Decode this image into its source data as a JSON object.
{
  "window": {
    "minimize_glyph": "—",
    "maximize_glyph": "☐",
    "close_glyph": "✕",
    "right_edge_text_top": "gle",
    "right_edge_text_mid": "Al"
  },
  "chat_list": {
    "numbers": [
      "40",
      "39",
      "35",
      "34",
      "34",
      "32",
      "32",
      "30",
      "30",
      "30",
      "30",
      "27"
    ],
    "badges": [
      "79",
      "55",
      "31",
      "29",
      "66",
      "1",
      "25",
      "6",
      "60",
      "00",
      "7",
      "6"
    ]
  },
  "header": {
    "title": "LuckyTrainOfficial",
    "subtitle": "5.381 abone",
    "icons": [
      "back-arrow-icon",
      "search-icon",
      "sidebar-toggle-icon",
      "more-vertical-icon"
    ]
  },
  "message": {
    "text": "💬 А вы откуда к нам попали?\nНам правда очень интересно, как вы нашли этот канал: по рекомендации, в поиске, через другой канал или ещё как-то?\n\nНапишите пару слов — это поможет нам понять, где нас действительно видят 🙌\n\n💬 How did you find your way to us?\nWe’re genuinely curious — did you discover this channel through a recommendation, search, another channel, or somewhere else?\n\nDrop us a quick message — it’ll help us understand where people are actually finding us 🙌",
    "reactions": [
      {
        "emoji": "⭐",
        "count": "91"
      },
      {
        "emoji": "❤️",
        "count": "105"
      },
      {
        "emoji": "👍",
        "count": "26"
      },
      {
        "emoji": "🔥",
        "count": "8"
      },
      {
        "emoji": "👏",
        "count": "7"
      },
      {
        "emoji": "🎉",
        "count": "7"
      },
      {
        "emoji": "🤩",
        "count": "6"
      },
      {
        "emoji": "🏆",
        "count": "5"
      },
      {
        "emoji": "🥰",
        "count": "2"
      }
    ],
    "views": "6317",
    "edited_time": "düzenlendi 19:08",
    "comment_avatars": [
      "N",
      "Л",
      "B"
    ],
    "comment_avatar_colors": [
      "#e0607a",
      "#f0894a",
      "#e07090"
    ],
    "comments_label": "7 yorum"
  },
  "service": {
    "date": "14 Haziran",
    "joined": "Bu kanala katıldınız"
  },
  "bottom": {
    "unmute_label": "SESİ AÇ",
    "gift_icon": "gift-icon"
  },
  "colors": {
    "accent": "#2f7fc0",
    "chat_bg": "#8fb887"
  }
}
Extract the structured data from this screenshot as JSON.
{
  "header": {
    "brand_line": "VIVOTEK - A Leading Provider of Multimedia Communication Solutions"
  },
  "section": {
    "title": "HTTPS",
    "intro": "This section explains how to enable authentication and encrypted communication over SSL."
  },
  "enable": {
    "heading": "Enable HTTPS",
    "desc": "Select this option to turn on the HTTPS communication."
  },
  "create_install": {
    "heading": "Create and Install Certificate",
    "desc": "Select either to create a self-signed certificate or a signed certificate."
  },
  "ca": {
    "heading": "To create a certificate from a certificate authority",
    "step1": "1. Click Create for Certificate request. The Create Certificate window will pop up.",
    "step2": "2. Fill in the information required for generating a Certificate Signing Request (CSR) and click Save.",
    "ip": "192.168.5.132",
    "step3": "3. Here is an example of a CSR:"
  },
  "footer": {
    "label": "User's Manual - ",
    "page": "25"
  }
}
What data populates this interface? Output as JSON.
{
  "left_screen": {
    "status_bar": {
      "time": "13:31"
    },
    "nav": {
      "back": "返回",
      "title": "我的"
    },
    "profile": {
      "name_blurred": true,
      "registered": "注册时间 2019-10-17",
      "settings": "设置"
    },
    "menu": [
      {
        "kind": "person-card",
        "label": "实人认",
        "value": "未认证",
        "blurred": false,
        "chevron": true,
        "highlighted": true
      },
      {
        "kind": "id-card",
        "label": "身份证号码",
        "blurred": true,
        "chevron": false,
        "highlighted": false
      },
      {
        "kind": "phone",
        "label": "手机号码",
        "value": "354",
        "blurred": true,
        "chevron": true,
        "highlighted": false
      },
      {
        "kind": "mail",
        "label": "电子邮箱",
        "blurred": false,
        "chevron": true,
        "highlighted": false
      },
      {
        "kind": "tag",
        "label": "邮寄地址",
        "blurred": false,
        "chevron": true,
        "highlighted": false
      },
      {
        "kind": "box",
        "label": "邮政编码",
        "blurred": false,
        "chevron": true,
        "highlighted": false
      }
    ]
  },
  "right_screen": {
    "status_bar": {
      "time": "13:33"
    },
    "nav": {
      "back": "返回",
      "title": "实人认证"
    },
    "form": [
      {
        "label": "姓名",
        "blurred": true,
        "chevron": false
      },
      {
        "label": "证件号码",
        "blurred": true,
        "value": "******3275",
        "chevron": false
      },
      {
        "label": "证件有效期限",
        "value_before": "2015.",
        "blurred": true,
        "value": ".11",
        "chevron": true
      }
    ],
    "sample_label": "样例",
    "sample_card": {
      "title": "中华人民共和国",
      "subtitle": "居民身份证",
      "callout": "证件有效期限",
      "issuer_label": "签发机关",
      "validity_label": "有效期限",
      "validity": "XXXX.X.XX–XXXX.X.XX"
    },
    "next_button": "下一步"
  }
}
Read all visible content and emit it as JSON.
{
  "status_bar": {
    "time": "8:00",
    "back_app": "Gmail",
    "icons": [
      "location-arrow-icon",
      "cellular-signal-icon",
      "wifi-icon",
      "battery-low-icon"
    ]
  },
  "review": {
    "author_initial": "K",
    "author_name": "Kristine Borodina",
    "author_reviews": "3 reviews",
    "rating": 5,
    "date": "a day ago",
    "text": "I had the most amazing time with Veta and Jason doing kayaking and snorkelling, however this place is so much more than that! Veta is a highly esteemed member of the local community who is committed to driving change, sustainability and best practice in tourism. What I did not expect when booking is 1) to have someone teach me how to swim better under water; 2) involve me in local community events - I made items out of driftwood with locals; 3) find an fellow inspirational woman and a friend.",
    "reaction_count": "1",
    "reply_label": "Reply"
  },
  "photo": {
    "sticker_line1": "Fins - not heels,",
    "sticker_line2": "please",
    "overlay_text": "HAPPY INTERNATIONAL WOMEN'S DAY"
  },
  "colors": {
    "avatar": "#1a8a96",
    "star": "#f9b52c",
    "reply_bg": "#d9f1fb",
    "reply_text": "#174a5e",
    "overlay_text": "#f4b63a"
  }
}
———
Stated problem
Please output every record, keeping each line exact.

Exercise solution
Decode this image into its source data as a JSON object.
{
  "window": {
    "minimize_glyph": "—",
    "maximize_glyph": "☐",
    "close_glyph": "✕",
    "right_edge_text_top": "gle",
    "right_edge_text_mid": "Al"
  },
  "chat_list": {
    "numbers": [
      "40",
      "39",
      "35",
      "34",
      "34",
      "32",
      "32",
      "30",
      "30",
      "30",
      "30",
      "27"
    ],
    "badges": [
      "79",
      "55",
      "31",
      "29",
      "66",
      "1",
      "25",
      "6",
      "60",
      "00",
      "7",
      "6"
    ]
  },
  "header": {
    "title": "LuckyTrainOfficial",
    "subtitle": "5.381 abone",
    "icons": [
      "back-arrow-icon",
      "search-icon",
      "sidebar-toggle-icon",
      "more-vertical-icon"
    ]
  },
  "message": {
    "text": "💬 А вы откуда к нам попали?\nНам правда очень интересно, как вы нашли этот канал: по рекомендации, в поиске, через другой канал или ещё как-то?\n\nНапишите пару слов — это поможет нам понять, где нас действительно видят 🙌\n\n💬 How did you find your way to us?\nWe’re genuinely curious — did you discover this channel through a recommendation, search, another channel, or somewhere else?\n\nDrop us a quick message — it’ll help us understand where people are actually finding us 🙌",
    "reactions": [
      {
        "emoji": "⭐",
        "count": "91"
      },
      {
        "emoji": "❤️",
        "count": "105"
      },
      {
        "emoji": "👍",
        "count": "26"
      },
      {
        "emoji": "🔥",
        "count": "8"
      },
      {
        "emoji": "👏",
        "count": "7"
      },
      {
        "emoji": "🎉",
        "count": "7"
      },
      {
        "emoji": "🤩",
        "count": "6"
      },
      {
        "emoji": "🏆",
        "count": "5"
      },
      {
        "emoji": "🥰",
        "count": "2"
      }
    ],
    "views": "6317",
    "edited_time": "düzenlendi 19:08",
    "comment_avatars": [
      "N",
      "Л",
      "B"
    ],
    "comment_avatar_colors": [
      "#e0607a",
      "#f0894a",
      "#e07090"
    ],
    "comments_label": "7 yorum"
  },
  "service": {
    "date": "14 Haziran",
    "joined": "Bu kanala katıldınız"
  },
  "bottom": {
    "unmute_label": "SESİ AÇ",
    "gift_icon": "gift-icon"
  },
  "colors": {
    "accent": "#2f7fc0",
    "chat_bg": "#8fb887"
  }
}
Extract the structured data from this screenshot as JSON.
{
  "header": {
    "brand_line": "VIVOTEK - A Leading Provider of Multimedia Communication Solutions"
  },
  "section": {
    "title": "HTTPS",
    "intro": "This section explains how to enable authentication and encrypted communication over SSL."
  },
  "enable": {
    "heading": "Enable HTTPS",
    "desc": "Select this option to turn on the HTTPS communication."
  },
  "create_install": {
    "heading": "Create and Install Certificate",
    "desc": "Select either to create a self-signed certificate or a signed certificate."
  },
  "ca": {
    "heading": "To create a certificate from a certificate authority",
    "step1": "1. Click Create for Certificate request. The Create Certificate window will pop up.",
    "step2": "2. Fill in the information required for generating a Certificate Signing Request (CSR) and click Save.",
    "ip": "192.168.5.132",
    "step3": "3. Here is an example of a CSR:"
  },
  "footer": {
    "label": "User's Manual - ",
    "page": "25"
  }
}
What data populates this interface? Output as JSON.
{
  "left_screen": {
    "status_bar": {
      "time": "13:31"
    },
    "nav": {
      "back": "返回",
      "title": "我的"
    },
    "profile": {
      "name_blurred": true,
      "registered": "注册时间 2019-10-17",
      "settings": "设置"
    },
    "menu": [
      {
        "kind": "person-card",
        "label": "实人认",
        "value": "未认证",
        "blurred": false,
        "chevron": true,
        "highlighted": true
      },
      {
        "kind": "id-card",
        "label": "身份证号码",
        "blurred": true,
        "chevron": false,
        "highlighted": false
      },
      {
        "kind": "phone",
        "label": "手机号码",
        "value": "354",
        "blurred": true,
        "chevron": true,
        "highlighted": false
      },
      {
        "kind": "mail",
        "label": "电子邮箱",
        "blurred": false,
        "chevron": true,
        "highlighted": false
      },
      {
        "kind": "tag",
        "label": "邮寄地址",
        "blurred": false,
        "chevron": true,
        "highlighted": false
      },
      {
        "kind": "box",
        "label": "邮政编码",
        "blurred": false,
        "chevron": true,
        "highlighted": false
      }
    ]
  },
  "right_screen": {
    "status_bar": {
      "time": "13:33"
    },
    "nav": {
      "back": "返回",
      "title": "实人认证"
    },
    "form": [
      {
        "label": "姓名",
        "blurred": true,
        "chevron": false
      },
      {
        "label": "证件号码",
        "blurred": true,
        "value": "******3275",
        "chevron": false
      },
      {
        "label": "证件有效期限",
        "value_before": "2015.",
        "blurred": true,
        "value": ".11",
        "chevron": true
      }
    ],
    "sample_label": "样例",
    "sample_card": {
      "title": "中华人民共和国",
      "subtitle": "居民身份证",
      "callout": "证件有效期限",
      "issuer_label": "签发机关",
      "validity_label": "有效期限",
      "validity": "XXXX.X.XX–XXXX.X.XX"
    },
    "next_button": "下一步"
  }
}
Read all visible content and emit it as JSON.
{
  "status_bar": {
    "time": "8:00",
    "back_app": "Gmail",
    "icons": [
      "location-arrow-icon",
      "cellular-signal-icon",
      "wifi-icon",
      "battery-low-icon"
    ]
  },
  "review": {
    "author_initial": "K",
    "author_name": "Kristine Borodina",
    "author_reviews": "3 reviews",
    "rating": 5,
    "date": "a day ago",
    "text": "I had the most amazing time with Veta and Jason doing kayaking and snorkelling, however this place is so much more than that! Veta is a highly esteemed member of the local community who is committed to driving change, sustainability and best practice in tourism. What I did not expect when booking is 1) to have someone teach me how to swim better under water; 2) involve me in local community events - I made items out of driftwood with locals; 3) find an fellow inspirational woman and a friend.",
    "reaction_count": "1",
    "reply_label": "Reply"
  },
  "photo": {
    "sticker_line1": "Fins - not heels,",
    "sticker_line2": "please",
    "overlay_text": "HAPPY INTERNATIONAL WOMEN'S DAY"
  },
  "colors": {
    "avatar": "#1a8a96",
    "star": "#f9b52c",
    "reply_bg": "#d9f1fb",
    "reply_text": "#174a5e",
    "overlay_text": "#f4b63a"
  }
}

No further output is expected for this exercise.